(Dataset entries for page text)
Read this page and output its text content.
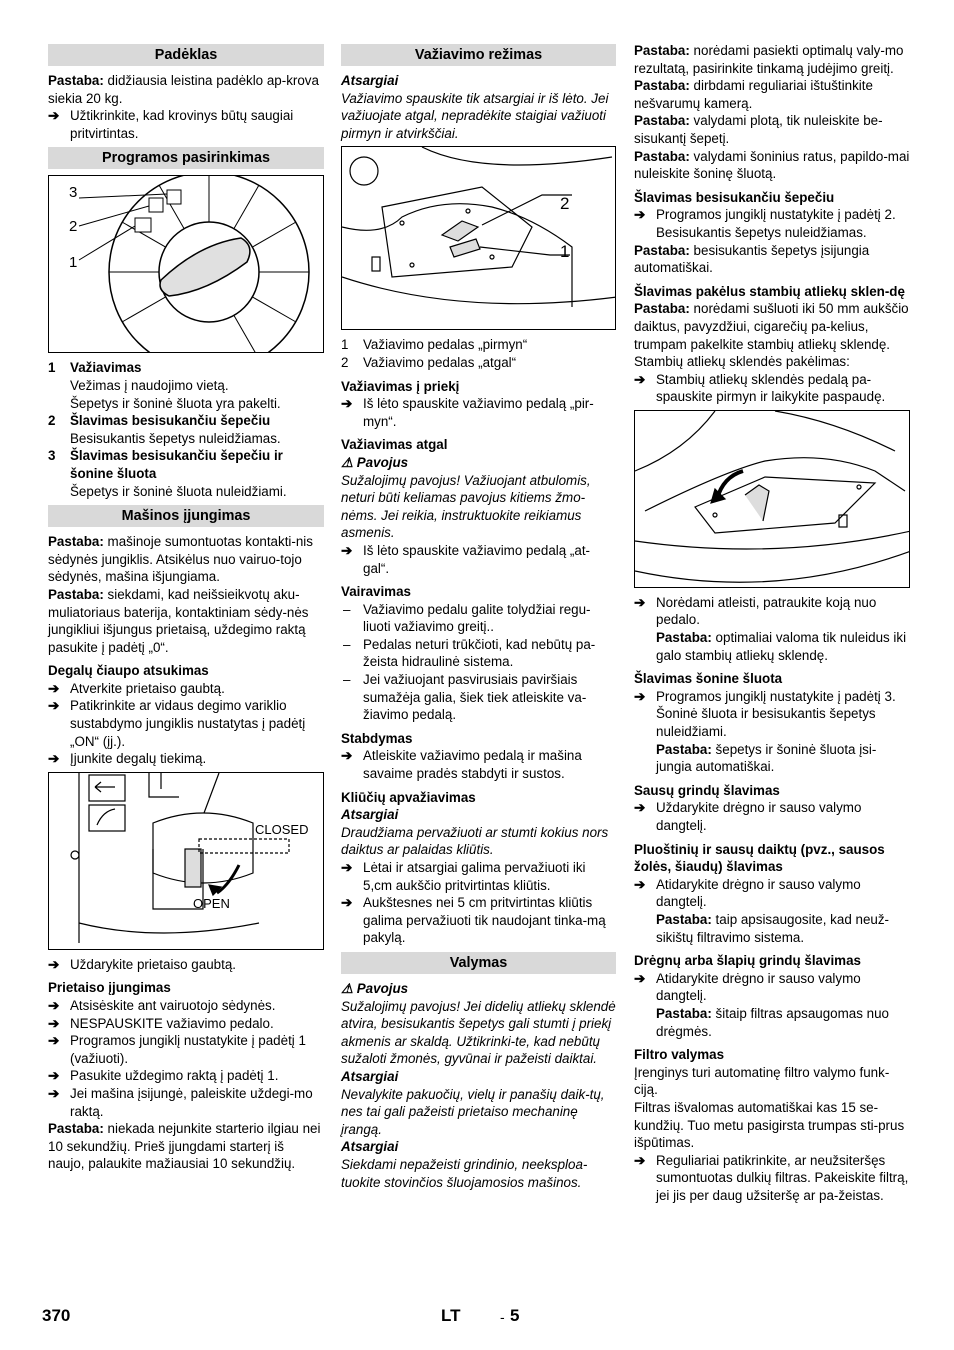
Padėklas

Pastaba: didžiausia leistina padėklo ap-krova siekia 20 kg.

➔ Užtikrinkite, kad krovinys būtų saugiai pritvirtintas.

Programos pasirinkimas
3
2
1
1 Važiavimas

Vežimas į naudojimo vietą.

Šepetys ir šoninė šluota yra pakelti.

2 Šlavimas besisukančiu šepečiu

Besisukantis šepetys nuleidžiamas.

3 Šlavimas besisukančiu šepečiu ir šonine šluota

Šepetys ir šoninė šluota nuleidžiami.

Mašinos įjungimas

Pastaba: mašinoje sumontuotas kontakti-nis sėdynės jungiklis. Atsikėlus nuo vairuo-tojo sėdynės, mašina išjungiama.

Pastaba: siekdami, kad neišsieikvotų aku-muliatoriaus baterija, kontaktiniam sėdy-nės jungikliui išjungus prietaisą, uždegimo raktą pasukite į padėtį „0“.

Degalų čiaupo atsukimas

➔ Atverkite prietaiso gaubtą.

➔ Patikrinkite ar vidaus degimo variklio sustabdymo jungiklis nustatytas į padėtį „ON“ (įj.).

➔ Įjunkite degalų tiekimą.

CLOSED
OPEN

➔ Uždarykite prietaiso gaubtą.

Prietaiso įjungimas

➔ Atsisėskite ant vairuotojo sėdynės.

➔ NESPAUSKITE važiavimo pedalo.

➔ Programos jungiklį nustatykite į padėtį 1 (važiuoti).

➔ Pasukite uždegimo raktą į padėtį 1.

➔ Jei mašina įsijungė, paleiskite uždegi-mo raktą.

Pastaba: niekada nejunkite starterio ilgiau nei 10 sekundžių. Prieš įjungdami starterį iš naujo, palaukite mažiausiai 10 sekundžių.

Važiavimo režimas

Atsargiai

Važiavimo spauskite tik atsargiai ir iš lėto. Jei važiuojate atgal, nepradėkite staigiai važiuoti pirmyn ir atvirkščiai.

2
1
1 Važiavimo pedalas „pirmyn“
2 Važiavimo pedalas „atgal“

Važiavimas į priekį

➔ Iš lėto spauskite važiavimo pedalą „pir-myn“.

Važiavimas atgal

⚠ Pavojus

Sužalojimų pavojus! Važiuojant atbulomis, neturi būti keliamas pavojus kitiems žmo-nėms. Jei reikia, instruktuokite reikiamus asmenis.

➔ Iš lėto spauskite važiavimo pedalą „at-gal“.

Vairavimas

– Važiavimo pedalu galite tolydžiai regu-liuoti važiavimo greitį..

– Pedalas neturi trūkčioti, kad nebūtų pa-žeista hidraulinė sistema.

– Jei važiuojant pasvirusiais paviršiais sumažėja galia, šiek tiek atleiskite va-žiavimo pedalą.

Stabdymas

➔ Atleiskite važiavimo pedalą ir mašina savaime pradės stabdyti ir sustos.

Kliūčių apvažiavimas

Atsargiai

Draudžiama pervažiuoti ar stumti kokius nors daiktus ar palaidas kliūtis.

➔ Lėtai ir atsargiai galima pervažiuoti iki 5,cm aukščio pritvirtintas kliūtis.

➔ Aukštesnes nei 5 cm pritvirtintas kliūtis galima pervažiuoti tik naudojant tinka-mą pakylą.

Valymas

⚠ Pavojus

Sužalojimų pavojus! Jei didelių atliekų sklendė atvira, besisukantis šepetys gali stumti į priekį akmenis ar skaldą. Užtikrinki-te, kad nebūtų sužaloti žmonės, gyvūnai ir pažeisti daiktai.

Atsargiai

Nevalykite pakuočių, vielų ir panašių daik-tų, nes tai gali pažeisti prietaiso mechaninę įrangą.

Atsargiai

Siekdami nepažeisti grindinio, neeksploa-tuokite stovinčios šluojamosios mašinos.

Pastaba: norėdami pasiekti optimalų valy-mo rezultatą, pasirinkite tinkamą judėjimo greitį.

Pastaba: dirbdami reguliariai ištuštinkite nešvarumų kamerą.

Pastaba: valydami plotą, tik nuleiskite be-sisukantį šepetį.

Pastaba: valydami šoninius ratus, papildo-mai nuleiskite šoninę šluotą.

Šlavimas besisukančiu šepečiu

➔ Programos jungiklį nustatykite į padėtį 2. Besisukantis šepetys nuleidžiamas.

Pastaba: besisukantis šepetys įsijungia automatiškai.

Šlavimas pakėlus stambių atliekų sklen-dę

Pastaba: norėdami sušluoti iki 50 mm aukščio daiktus, pavyzdžiui, cigarečių pa-kelius, trumpam pakelkite stambių atliekų sklendę.

Stambių atliekų sklendės pakėlimas:

➔ Stambių atliekų sklendės pedalą pa-spauskite pirmyn ir laikykite paspaudę.

➔ Norėdami atleisti, patraukite koją nuo pedalo.

Pastaba: optimaliai valoma tik nuleidus iki galo stambių atliekų sklendę.

Šlavimas šonine šluota

➔ Programos jungiklį nustatykite į padėtį 3. Šoninė šluota ir besisukantis šepetys nuleidžiami.

Pastaba: šepetys ir šoninė šluota įsi-jungia automatiškai.

Sausų grindų šlavimas

➔ Uždarykite drėgno ir sauso valymo dangtelį.

Pluoštinių ir sausų daiktų (pvz., sausos žolės, šiaudų) šlavimas

➔ Atidarykite drėgno ir sauso valymo dangtelį.

Pastaba: taip apsisaugosite, kad neuž-sikištų filtravimo sistema.

Drėgnų arba šlapių grindų šlavimas

➔ Atidarykite drėgno ir sauso valymo dangtelį.

Pastaba: šitaip filtras apsaugomas nuo drėgmės.

Filtro valymas

Įrenginys turi automatinę filtro valymo funk-ciją.

Filtras išvalomas automatiškai kas 15 se-kundžių. Tuo metu pasigirsta trumpas sti-prus išpūtimas.

➔ Reguliariai patikrinkite, ar neužsiteršęs sumontuotas dulkių filtras. Pakeiskite filtrą, jei jis per daug užsiteršę ar pa-žeistas.

370	LT	- 5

■ Task to carry out: Search the entries for the word "sėdynės" and pick out every line that holds it.

■ Result of this exercise:
Pastaba: mašinoje sumontuotas kontakti-nis sėdynės jungiklis. Atsikėlus nuo vairuo-tojo sėdynės, mašina išjungiama.
➔ Atsisėskite ant vairuotojo sėdynės.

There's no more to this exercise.